— start RECORDS SUPPLIED —
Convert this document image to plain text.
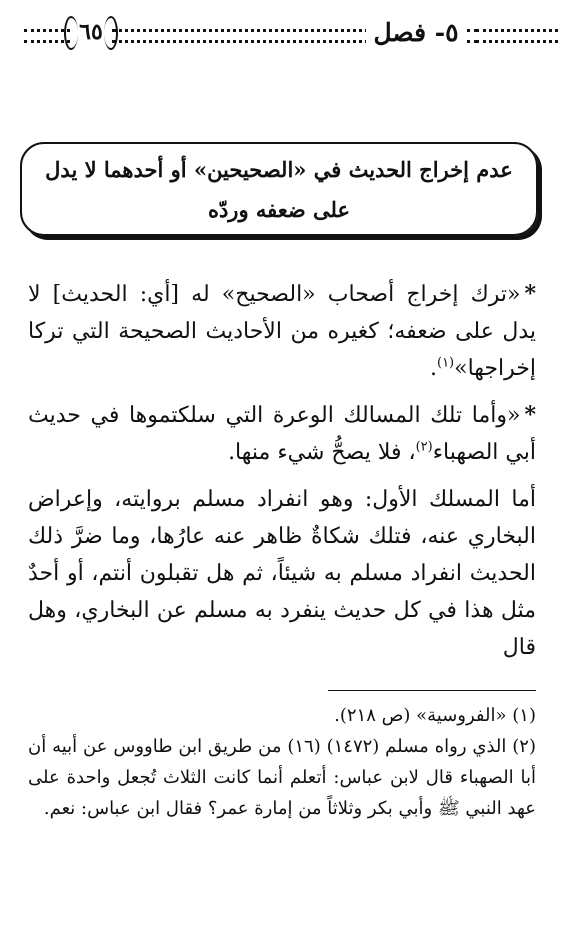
٥- فصل
٦٥
عدم إخراج الحديث في «الصحيحين» أو أحدهما لا يدل
على ضعفه وردّه

*«ترك إخراج أصحاب «الصحيح» له [أي: الحديث] لا يدل على ضعفه؛ كغيره من الأحاديث الصحيحة التي تركا إخراجها»$^{(١)}$.

*«وأما تلك المسالك الوعرة التي سلكتموها في حديث أبي الصهباء$^{(٢)}$، فلا يصحُّ شيء منها.

أما المسلك الأول: وهو انفراد مسلم بروايته، وإعراض البخاري عنه، فتلك شكاةٌ ظاهر عنه عارُها، وما ضرَّ ذلك الحديث انفراد مسلم به شيئاً، ثم هل تقبلون أنتم، أو أحدٌ مثل هذا في كل حديث ينفرد به مسلم عن البخاري، وهل قال

(١) «الفروسية» (ص ٢١٨).

(٢) الذي رواه مسلم (١٤٧٢) (١٦) من طريق ابن طاووس عن أبيه أن أبا الصهباء قال لابن عباس: أتعلم أنما كانت الثلاث تُجعل واحدة على عهد النبي ﷺ وأبي بكر وثلاثاً من إمارة عمر؟ فقال ابن عباس: نعم.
— end RECORDS SUPPLIED —
* **REQUEST**
Excluding the pictures, reproduce every entry exactly as given.

* **RESULT OF THE EXERCISE**
Convert this document image to plain text.
٥- فصل
٦٥
عدم إخراج الحديث في «الصحيحين» أو أحدهما لا يدل
على ضعفه وردّه

*«ترك إخراج أصحاب «الصحيح» له [أي: الحديث] لا يدل على ضعفه؛ كغيره من الأحاديث الصحيحة التي تركا إخراجها»$^{(١)}$.

*«وأما تلك المسالك الوعرة التي سلكتموها في حديث أبي الصهباء$^{(٢)}$، فلا يصحُّ شيء منها.

أما المسلك الأول: وهو انفراد مسلم بروايته، وإعراض البخاري عنه، فتلك شكاةٌ ظاهر عنه عارُها، وما ضرَّ ذلك الحديث انفراد مسلم به شيئاً، ثم هل تقبلون أنتم، أو أحدٌ مثل هذا في كل حديث ينفرد به مسلم عن البخاري، وهل قال

(١) «الفروسية» (ص ٢١٨).

(٢) الذي رواه مسلم (١٤٧٢) (١٦) من طريق ابن طاووس عن أبيه أن أبا الصهباء قال لابن عباس: أتعلم أنما كانت الثلاث تُجعل واحدة على عهد النبي ﷺ وأبي بكر وثلاثاً من إمارة عمر؟ فقال ابن عباس: نعم.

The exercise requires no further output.